◆ **What is asked**:
Repeat the entries that follow verbatim, without any of their pictures.

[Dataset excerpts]
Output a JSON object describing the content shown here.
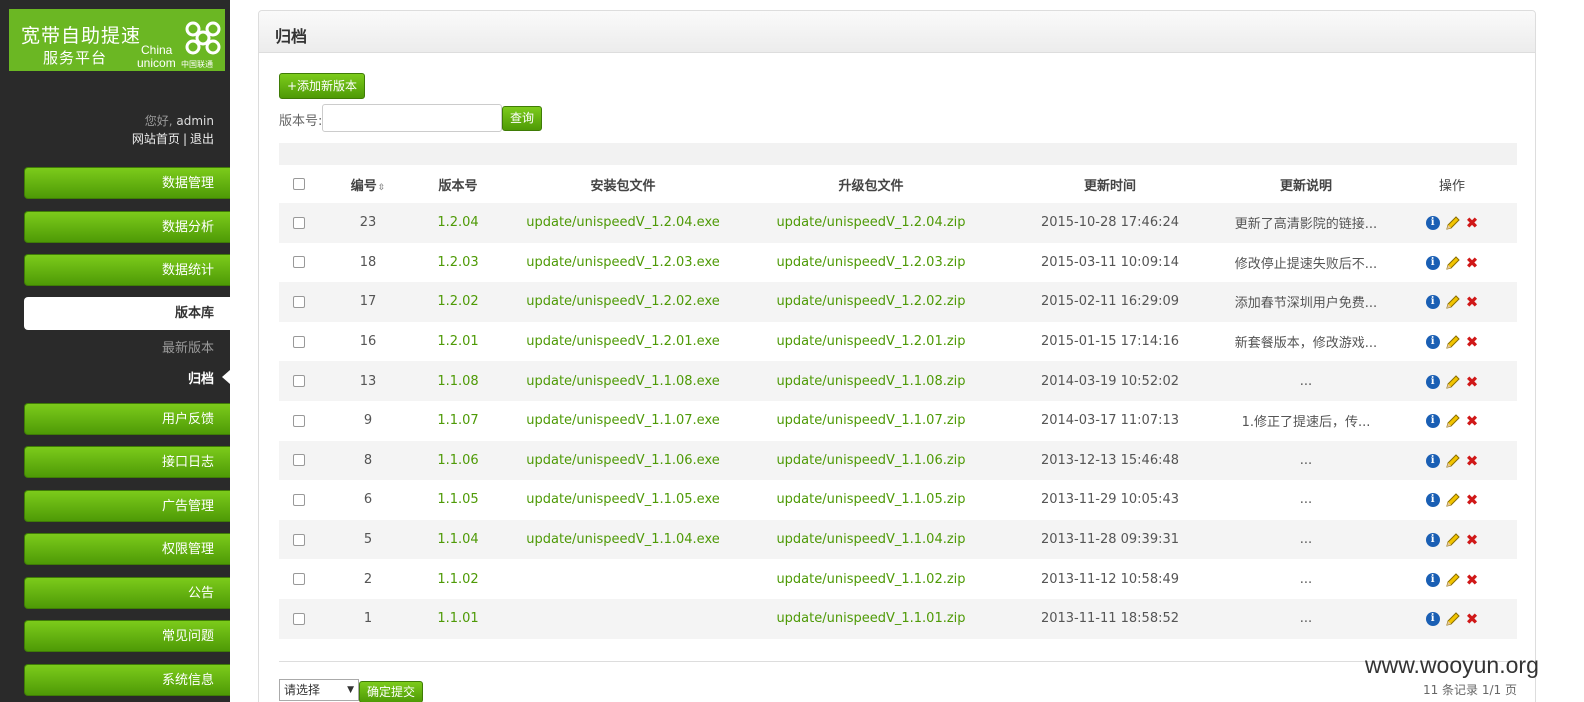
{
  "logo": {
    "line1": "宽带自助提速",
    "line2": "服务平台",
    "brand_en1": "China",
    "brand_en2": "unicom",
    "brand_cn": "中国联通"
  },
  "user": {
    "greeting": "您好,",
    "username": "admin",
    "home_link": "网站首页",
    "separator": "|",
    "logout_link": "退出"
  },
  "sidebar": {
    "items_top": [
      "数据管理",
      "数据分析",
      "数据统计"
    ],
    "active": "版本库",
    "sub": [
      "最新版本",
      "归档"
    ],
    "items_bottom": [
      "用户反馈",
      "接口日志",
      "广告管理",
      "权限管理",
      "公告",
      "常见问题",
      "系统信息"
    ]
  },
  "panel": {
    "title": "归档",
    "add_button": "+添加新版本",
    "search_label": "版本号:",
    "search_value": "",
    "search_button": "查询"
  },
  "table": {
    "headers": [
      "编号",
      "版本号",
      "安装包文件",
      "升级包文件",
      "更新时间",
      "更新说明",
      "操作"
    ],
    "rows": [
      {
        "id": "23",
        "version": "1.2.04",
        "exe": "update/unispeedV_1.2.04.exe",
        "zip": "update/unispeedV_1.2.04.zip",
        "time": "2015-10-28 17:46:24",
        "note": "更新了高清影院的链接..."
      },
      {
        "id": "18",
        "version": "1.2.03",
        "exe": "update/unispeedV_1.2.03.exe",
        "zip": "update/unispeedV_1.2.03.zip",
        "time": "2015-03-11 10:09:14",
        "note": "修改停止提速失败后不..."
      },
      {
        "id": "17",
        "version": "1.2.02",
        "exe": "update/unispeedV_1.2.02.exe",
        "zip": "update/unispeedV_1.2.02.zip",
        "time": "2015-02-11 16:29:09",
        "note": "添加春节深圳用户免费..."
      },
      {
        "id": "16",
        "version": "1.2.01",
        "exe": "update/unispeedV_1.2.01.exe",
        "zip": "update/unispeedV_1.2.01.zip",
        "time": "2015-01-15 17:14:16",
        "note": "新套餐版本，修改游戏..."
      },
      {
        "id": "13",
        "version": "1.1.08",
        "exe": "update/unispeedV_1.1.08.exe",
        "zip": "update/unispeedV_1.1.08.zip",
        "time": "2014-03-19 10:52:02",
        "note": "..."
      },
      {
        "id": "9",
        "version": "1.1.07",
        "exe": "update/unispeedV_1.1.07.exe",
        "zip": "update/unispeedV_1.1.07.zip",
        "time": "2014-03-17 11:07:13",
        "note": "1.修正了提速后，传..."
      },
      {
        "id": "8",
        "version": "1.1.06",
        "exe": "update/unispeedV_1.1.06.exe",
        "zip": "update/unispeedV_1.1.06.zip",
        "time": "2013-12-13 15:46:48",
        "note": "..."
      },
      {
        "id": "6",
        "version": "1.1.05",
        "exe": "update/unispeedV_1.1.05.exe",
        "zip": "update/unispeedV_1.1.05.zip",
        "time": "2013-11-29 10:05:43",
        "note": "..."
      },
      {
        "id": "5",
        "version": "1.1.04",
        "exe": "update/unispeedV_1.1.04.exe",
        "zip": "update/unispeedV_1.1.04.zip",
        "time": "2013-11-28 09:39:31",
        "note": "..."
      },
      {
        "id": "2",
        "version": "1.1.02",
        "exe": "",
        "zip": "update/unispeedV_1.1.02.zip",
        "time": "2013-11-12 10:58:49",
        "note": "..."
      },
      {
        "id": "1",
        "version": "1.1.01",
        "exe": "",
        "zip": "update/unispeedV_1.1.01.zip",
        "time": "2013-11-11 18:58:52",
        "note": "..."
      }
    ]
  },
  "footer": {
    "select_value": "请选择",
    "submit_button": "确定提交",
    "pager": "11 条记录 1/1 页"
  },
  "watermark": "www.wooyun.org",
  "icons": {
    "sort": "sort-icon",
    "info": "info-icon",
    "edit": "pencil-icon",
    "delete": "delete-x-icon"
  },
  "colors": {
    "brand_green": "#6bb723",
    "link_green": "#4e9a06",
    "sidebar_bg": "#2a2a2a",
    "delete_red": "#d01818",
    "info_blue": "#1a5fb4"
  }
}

◆ **Full response**:
Output a JSON object describing the content shown here.
{
  "logo": {
    "line1": "宽带自助提速",
    "line2": "服务平台",
    "brand_en1": "China",
    "brand_en2": "unicom",
    "brand_cn": "中国联通"
  },
  "user": {
    "greeting": "您好,",
    "username": "admin",
    "home_link": "网站首页",
    "separator": "|",
    "logout_link": "退出"
  },
  "sidebar": {
    "items_top": [
      "数据管理",
      "数据分析",
      "数据统计"
    ],
    "active": "版本库",
    "sub": [
      "最新版本",
      "归档"
    ],
    "items_bottom": [
      "用户反馈",
      "接口日志",
      "广告管理",
      "权限管理",
      "公告",
      "常见问题",
      "系统信息"
    ]
  },
  "panel": {
    "title": "归档",
    "add_button": "+添加新版本",
    "search_label": "版本号:",
    "search_value": "",
    "search_button": "查询"
  },
  "table": {
    "headers": [
      "编号",
      "版本号",
      "安装包文件",
      "升级包文件",
      "更新时间",
      "更新说明",
      "操作"
    ],
    "rows": [
      {
        "id": "23",
        "version": "1.2.04",
        "exe": "update/unispeedV_1.2.04.exe",
        "zip": "update/unispeedV_1.2.04.zip",
        "time": "2015-10-28 17:46:24",
        "note": "更新了高清影院的链接..."
      },
      {
        "id": "18",
        "version": "1.2.03",
        "exe": "update/unispeedV_1.2.03.exe",
        "zip": "update/unispeedV_1.2.03.zip",
        "time": "2015-03-11 10:09:14",
        "note": "修改停止提速失败后不..."
      },
      {
        "id": "17",
        "version": "1.2.02",
        "exe": "update/unispeedV_1.2.02.exe",
        "zip": "update/unispeedV_1.2.02.zip",
        "time": "2015-02-11 16:29:09",
        "note": "添加春节深圳用户免费..."
      },
      {
        "id": "16",
        "version": "1.2.01",
        "exe": "update/unispeedV_1.2.01.exe",
        "zip": "update/unispeedV_1.2.01.zip",
        "time": "2015-01-15 17:14:16",
        "note": "新套餐版本，修改游戏..."
      },
      {
        "id": "13",
        "version": "1.1.08",
        "exe": "update/unispeedV_1.1.08.exe",
        "zip": "update/unispeedV_1.1.08.zip",
        "time": "2014-03-19 10:52:02",
        "note": "..."
      },
      {
        "id": "9",
        "version": "1.1.07",
        "exe": "update/unispeedV_1.1.07.exe",
        "zip": "update/unispeedV_1.1.07.zip",
        "time": "2014-03-17 11:07:13",
        "note": "1.修正了提速后，传..."
      },
      {
        "id": "8",
        "version": "1.1.06",
        "exe": "update/unispeedV_1.1.06.exe",
        "zip": "update/unispeedV_1.1.06.zip",
        "time": "2013-12-13 15:46:48",
        "note": "..."
      },
      {
        "id": "6",
        "version": "1.1.05",
        "exe": "update/unispeedV_1.1.05.exe",
        "zip": "update/unispeedV_1.1.05.zip",
        "time": "2013-11-29 10:05:43",
        "note": "..."
      },
      {
        "id": "5",
        "version": "1.1.04",
        "exe": "update/unispeedV_1.1.04.exe",
        "zip": "update/unispeedV_1.1.04.zip",
        "time": "2013-11-28 09:39:31",
        "note": "..."
      },
      {
        "id": "2",
        "version": "1.1.02",
        "exe": "",
        "zip": "update/unispeedV_1.1.02.zip",
        "time": "2013-11-12 10:58:49",
        "note": "..."
      },
      {
        "id": "1",
        "version": "1.1.01",
        "exe": "",
        "zip": "update/unispeedV_1.1.01.zip",
        "time": "2013-11-11 18:58:52",
        "note": "..."
      }
    ]
  },
  "footer": {
    "select_value": "请选择",
    "submit_button": "确定提交",
    "pager": "11 条记录 1/1 页"
  },
  "watermark": "www.wooyun.org",
  "icons": {
    "sort": "sort-icon",
    "info": "info-icon",
    "edit": "pencil-icon",
    "delete": "delete-x-icon"
  },
  "colors": {
    "brand_green": "#6bb723",
    "link_green": "#4e9a06",
    "sidebar_bg": "#2a2a2a",
    "delete_red": "#d01818",
    "info_blue": "#1a5fb4"
  }
}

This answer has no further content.